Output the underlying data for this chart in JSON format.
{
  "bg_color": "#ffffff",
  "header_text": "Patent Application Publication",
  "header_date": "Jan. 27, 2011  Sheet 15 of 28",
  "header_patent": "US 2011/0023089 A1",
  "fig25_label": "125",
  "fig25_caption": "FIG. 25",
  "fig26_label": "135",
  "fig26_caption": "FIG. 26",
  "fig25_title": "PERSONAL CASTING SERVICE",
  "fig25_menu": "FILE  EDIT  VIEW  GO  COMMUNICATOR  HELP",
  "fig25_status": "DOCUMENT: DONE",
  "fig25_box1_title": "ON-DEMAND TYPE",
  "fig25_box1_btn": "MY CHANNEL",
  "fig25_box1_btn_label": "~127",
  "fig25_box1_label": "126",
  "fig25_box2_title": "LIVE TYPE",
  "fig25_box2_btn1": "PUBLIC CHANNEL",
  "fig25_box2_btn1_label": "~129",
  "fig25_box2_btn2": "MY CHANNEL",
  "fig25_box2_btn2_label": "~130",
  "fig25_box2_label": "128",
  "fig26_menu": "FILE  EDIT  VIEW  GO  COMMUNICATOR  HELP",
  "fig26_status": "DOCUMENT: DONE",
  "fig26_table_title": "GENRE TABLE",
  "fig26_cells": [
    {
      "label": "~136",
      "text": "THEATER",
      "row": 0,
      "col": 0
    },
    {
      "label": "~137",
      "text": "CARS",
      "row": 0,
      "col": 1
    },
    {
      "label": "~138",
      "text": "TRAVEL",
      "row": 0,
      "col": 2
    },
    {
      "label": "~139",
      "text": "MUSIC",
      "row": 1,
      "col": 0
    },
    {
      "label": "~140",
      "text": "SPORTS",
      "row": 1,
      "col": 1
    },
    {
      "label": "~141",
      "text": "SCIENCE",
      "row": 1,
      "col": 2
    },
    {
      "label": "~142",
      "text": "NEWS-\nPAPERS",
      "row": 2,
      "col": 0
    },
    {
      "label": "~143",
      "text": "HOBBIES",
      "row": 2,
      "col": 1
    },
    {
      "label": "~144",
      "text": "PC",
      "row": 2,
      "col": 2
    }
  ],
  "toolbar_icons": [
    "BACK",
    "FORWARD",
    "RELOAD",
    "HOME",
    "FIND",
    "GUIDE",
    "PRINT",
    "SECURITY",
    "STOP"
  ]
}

= = = =

Task goal » Repeat all of the records above exactly as they appear.

Task solution »
Output the underlying data for this chart in JSON format.
{
  "bg_color": "#ffffff",
  "header_text": "Patent Application Publication",
  "header_date": "Jan. 27, 2011  Sheet 15 of 28",
  "header_patent": "US 2011/0023089 A1",
  "fig25_label": "125",
  "fig25_caption": "FIG. 25",
  "fig26_label": "135",
  "fig26_caption": "FIG. 26",
  "fig25_title": "PERSONAL CASTING SERVICE",
  "fig25_menu": "FILE  EDIT  VIEW  GO  COMMUNICATOR  HELP",
  "fig25_status": "DOCUMENT: DONE",
  "fig25_box1_title": "ON-DEMAND TYPE",
  "fig25_box1_btn": "MY CHANNEL",
  "fig25_box1_btn_label": "~127",
  "fig25_box1_label": "126",
  "fig25_box2_title": "LIVE TYPE",
  "fig25_box2_btn1": "PUBLIC CHANNEL",
  "fig25_box2_btn1_label": "~129",
  "fig25_box2_btn2": "MY CHANNEL",
  "fig25_box2_btn2_label": "~130",
  "fig25_box2_label": "128",
  "fig26_menu": "FILE  EDIT  VIEW  GO  COMMUNICATOR  HELP",
  "fig26_status": "DOCUMENT: DONE",
  "fig26_table_title": "GENRE TABLE",
  "fig26_cells": [
    {
      "label": "~136",
      "text": "THEATER",
      "row": 0,
      "col": 0
    },
    {
      "label": "~137",
      "text": "CARS",
      "row": 0,
      "col": 1
    },
    {
      "label": "~138",
      "text": "TRAVEL",
      "row": 0,
      "col": 2
    },
    {
      "label": "~139",
      "text": "MUSIC",
      "row": 1,
      "col": 0
    },
    {
      "label": "~140",
      "text": "SPORTS",
      "row": 1,
      "col": 1
    },
    {
      "label": "~141",
      "text": "SCIENCE",
      "row": 1,
      "col": 2
    },
    {
      "label": "~142",
      "text": "NEWS-\nPAPERS",
      "row": 2,
      "col": 0
    },
    {
      "label": "~143",
      "text": "HOBBIES",
      "row": 2,
      "col": 1
    },
    {
      "label": "~144",
      "text": "PC",
      "row": 2,
      "col": 2
    }
  ],
  "toolbar_icons": [
    "BACK",
    "FORWARD",
    "RELOAD",
    "HOME",
    "FIND",
    "GUIDE",
    "PRINT",
    "SECURITY",
    "STOP"
  ]
}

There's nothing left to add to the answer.